What is being asked ->
Output every record word for word.

==== Record excerpts

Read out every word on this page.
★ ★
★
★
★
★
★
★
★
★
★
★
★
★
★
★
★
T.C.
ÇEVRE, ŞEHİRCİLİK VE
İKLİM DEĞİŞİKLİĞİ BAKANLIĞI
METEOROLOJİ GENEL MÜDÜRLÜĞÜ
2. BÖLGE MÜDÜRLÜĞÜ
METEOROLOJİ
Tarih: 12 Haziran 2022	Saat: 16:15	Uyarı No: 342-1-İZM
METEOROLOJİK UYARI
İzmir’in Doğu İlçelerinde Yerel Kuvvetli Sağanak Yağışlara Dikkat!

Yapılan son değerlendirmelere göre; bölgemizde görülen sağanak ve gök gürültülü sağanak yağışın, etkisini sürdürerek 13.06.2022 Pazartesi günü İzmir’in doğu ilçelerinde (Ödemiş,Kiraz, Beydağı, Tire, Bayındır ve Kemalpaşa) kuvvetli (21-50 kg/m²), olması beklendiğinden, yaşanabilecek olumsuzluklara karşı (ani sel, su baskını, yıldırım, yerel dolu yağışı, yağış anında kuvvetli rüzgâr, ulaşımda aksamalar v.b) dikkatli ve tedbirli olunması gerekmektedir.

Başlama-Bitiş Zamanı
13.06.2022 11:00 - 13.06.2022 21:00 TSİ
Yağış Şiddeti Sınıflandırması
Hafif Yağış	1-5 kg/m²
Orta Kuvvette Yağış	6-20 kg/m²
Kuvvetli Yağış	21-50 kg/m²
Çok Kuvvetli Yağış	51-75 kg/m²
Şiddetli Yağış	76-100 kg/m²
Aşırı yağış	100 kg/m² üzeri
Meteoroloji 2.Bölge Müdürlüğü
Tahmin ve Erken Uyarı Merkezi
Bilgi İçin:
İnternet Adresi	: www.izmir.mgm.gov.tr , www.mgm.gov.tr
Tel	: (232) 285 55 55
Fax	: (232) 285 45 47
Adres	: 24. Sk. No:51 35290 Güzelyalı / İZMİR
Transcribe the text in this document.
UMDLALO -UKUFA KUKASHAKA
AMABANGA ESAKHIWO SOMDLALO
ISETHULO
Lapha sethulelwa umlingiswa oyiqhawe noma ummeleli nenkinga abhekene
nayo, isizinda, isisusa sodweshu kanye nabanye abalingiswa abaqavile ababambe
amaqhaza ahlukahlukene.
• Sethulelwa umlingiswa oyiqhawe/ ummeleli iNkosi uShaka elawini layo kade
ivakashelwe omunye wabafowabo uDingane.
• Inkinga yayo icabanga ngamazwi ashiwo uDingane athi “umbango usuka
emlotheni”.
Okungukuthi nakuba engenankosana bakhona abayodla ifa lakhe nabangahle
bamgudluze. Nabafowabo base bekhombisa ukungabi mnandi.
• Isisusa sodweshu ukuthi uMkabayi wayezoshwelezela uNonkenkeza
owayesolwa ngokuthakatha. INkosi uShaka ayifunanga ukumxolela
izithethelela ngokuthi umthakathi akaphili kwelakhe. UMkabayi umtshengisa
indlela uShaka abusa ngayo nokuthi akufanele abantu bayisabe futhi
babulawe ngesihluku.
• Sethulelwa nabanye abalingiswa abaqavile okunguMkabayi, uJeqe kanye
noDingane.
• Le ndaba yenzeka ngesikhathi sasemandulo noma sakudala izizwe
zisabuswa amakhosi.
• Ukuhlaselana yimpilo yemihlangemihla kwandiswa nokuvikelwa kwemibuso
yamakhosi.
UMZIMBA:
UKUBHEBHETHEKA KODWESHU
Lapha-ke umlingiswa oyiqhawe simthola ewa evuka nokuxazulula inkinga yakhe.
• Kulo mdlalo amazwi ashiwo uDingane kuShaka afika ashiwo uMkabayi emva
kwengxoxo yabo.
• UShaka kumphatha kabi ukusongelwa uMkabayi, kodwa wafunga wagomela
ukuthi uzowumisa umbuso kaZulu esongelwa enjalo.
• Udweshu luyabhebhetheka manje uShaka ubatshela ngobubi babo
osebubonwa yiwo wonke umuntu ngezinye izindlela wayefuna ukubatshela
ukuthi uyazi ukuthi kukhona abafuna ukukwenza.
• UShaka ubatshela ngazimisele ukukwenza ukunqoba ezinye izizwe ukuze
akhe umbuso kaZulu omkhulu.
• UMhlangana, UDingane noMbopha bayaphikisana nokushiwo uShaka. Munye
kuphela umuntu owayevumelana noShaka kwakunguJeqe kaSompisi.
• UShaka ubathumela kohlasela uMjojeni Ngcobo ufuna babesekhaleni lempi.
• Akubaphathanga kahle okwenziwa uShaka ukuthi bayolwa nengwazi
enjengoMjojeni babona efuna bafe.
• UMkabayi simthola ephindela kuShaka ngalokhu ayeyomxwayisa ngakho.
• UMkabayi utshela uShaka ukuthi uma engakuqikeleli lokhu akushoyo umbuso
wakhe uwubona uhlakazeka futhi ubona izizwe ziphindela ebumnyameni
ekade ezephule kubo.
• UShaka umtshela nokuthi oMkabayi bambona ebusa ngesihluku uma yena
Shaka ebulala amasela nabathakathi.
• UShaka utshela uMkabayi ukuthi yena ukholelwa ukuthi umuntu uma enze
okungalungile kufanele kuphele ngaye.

========

Result ->
Read out every word on this page.
★ ★
★
★
★
★
★
★
★
★
★
★
★
★
★
★
★
T.C.
ÇEVRE, ŞEHİRCİLİK VE
İKLİM DEĞİŞİKLİĞİ BAKANLIĞI
METEOROLOJİ GENEL MÜDÜRLÜĞÜ
2. BÖLGE MÜDÜRLÜĞÜ
METEOROLOJİ
Tarih: 12 Haziran 2022	Saat: 16:15	Uyarı No: 342-1-İZM
METEOROLOJİK UYARI
İzmir’in Doğu İlçelerinde Yerel Kuvvetli Sağanak Yağışlara Dikkat!

Yapılan son değerlendirmelere göre; bölgemizde görülen sağanak ve gök gürültülü sağanak yağışın, etkisini sürdürerek 13.06.2022 Pazartesi günü İzmir’in doğu ilçelerinde (Ödemiş,Kiraz, Beydağı, Tire, Bayındır ve Kemalpaşa) kuvvetli (21-50 kg/m²), olması beklendiğinden, yaşanabilecek olumsuzluklara karşı (ani sel, su baskını, yıldırım, yerel dolu yağışı, yağış anında kuvvetli rüzgâr, ulaşımda aksamalar v.b) dikkatli ve tedbirli olunması gerekmektedir.

Başlama-Bitiş Zamanı
13.06.2022 11:00 - 13.06.2022 21:00 TSİ
Yağış Şiddeti Sınıflandırması
Hafif Yağış	1-5 kg/m²
Orta Kuvvette Yağış	6-20 kg/m²
Kuvvetli Yağış	21-50 kg/m²
Çok Kuvvetli Yağış	51-75 kg/m²
Şiddetli Yağış	76-100 kg/m²
Aşırı yağış	100 kg/m² üzeri
Meteoroloji 2.Bölge Müdürlüğü
Tahmin ve Erken Uyarı Merkezi
Bilgi İçin:
İnternet Adresi	: www.izmir.mgm.gov.tr , www.mgm.gov.tr
Tel	: (232) 285 55 55
Fax	: (232) 285 45 47
Adres	: 24. Sk. No:51 35290 Güzelyalı / İZMİR
Transcribe the text in this document.
UMDLALO -UKUFA KUKASHAKA
AMABANGA ESAKHIWO SOMDLALO
ISETHULO
Lapha sethulelwa umlingiswa oyiqhawe noma ummeleli nenkinga abhekene
nayo, isizinda, isisusa sodweshu kanye nabanye abalingiswa abaqavile ababambe
amaqhaza ahlukahlukene.
• Sethulelwa umlingiswa oyiqhawe/ ummeleli iNkosi uShaka elawini layo kade
ivakashelwe omunye wabafowabo uDingane.
• Inkinga yayo icabanga ngamazwi ashiwo uDingane athi “umbango usuka
emlotheni”.
Okungukuthi nakuba engenankosana bakhona abayodla ifa lakhe nabangahle
bamgudluze. Nabafowabo base bekhombisa ukungabi mnandi.
• Isisusa sodweshu ukuthi uMkabayi wayezoshwelezela uNonkenkeza
owayesolwa ngokuthakatha. INkosi uShaka ayifunanga ukumxolela
izithethelela ngokuthi umthakathi akaphili kwelakhe. UMkabayi umtshengisa
indlela uShaka abusa ngayo nokuthi akufanele abantu bayisabe futhi
babulawe ngesihluku.
• Sethulelwa nabanye abalingiswa abaqavile okunguMkabayi, uJeqe kanye
noDingane.
• Le ndaba yenzeka ngesikhathi sasemandulo noma sakudala izizwe
zisabuswa amakhosi.
• Ukuhlaselana yimpilo yemihlangemihla kwandiswa nokuvikelwa kwemibuso
yamakhosi.
UMZIMBA:
UKUBHEBHETHEKA KODWESHU
Lapha-ke umlingiswa oyiqhawe simthola ewa evuka nokuxazulula inkinga yakhe.
• Kulo mdlalo amazwi ashiwo uDingane kuShaka afika ashiwo uMkabayi emva
kwengxoxo yabo.
• UShaka kumphatha kabi ukusongelwa uMkabayi, kodwa wafunga wagomela
ukuthi uzowumisa umbuso kaZulu esongelwa enjalo.
• Udweshu luyabhebhetheka manje uShaka ubatshela ngobubi babo
osebubonwa yiwo wonke umuntu ngezinye izindlela wayefuna ukubatshela
ukuthi uyazi ukuthi kukhona abafuna ukukwenza.
• UShaka ubatshela ngazimisele ukukwenza ukunqoba ezinye izizwe ukuze
akhe umbuso kaZulu omkhulu.
• UMhlangana, UDingane noMbopha bayaphikisana nokushiwo uShaka. Munye
kuphela umuntu owayevumelana noShaka kwakunguJeqe kaSompisi.
• UShaka ubathumela kohlasela uMjojeni Ngcobo ufuna babesekhaleni lempi.
• Akubaphathanga kahle okwenziwa uShaka ukuthi bayolwa nengwazi
enjengoMjojeni babona efuna bafe.
• UMkabayi simthola ephindela kuShaka ngalokhu ayeyomxwayisa ngakho.
• UMkabayi utshela uShaka ukuthi uma engakuqikeleli lokhu akushoyo umbuso
wakhe uwubona uhlakazeka futhi ubona izizwe ziphindela ebumnyameni
ekade ezephule kubo.
• UShaka umtshela nokuthi oMkabayi bambona ebusa ngesihluku uma yena
Shaka ebulala amasela nabathakathi.
• UShaka utshela uMkabayi ukuthi yena ukholelwa ukuthi umuntu uma enze
okungalungile kufanele kuphele ngaye.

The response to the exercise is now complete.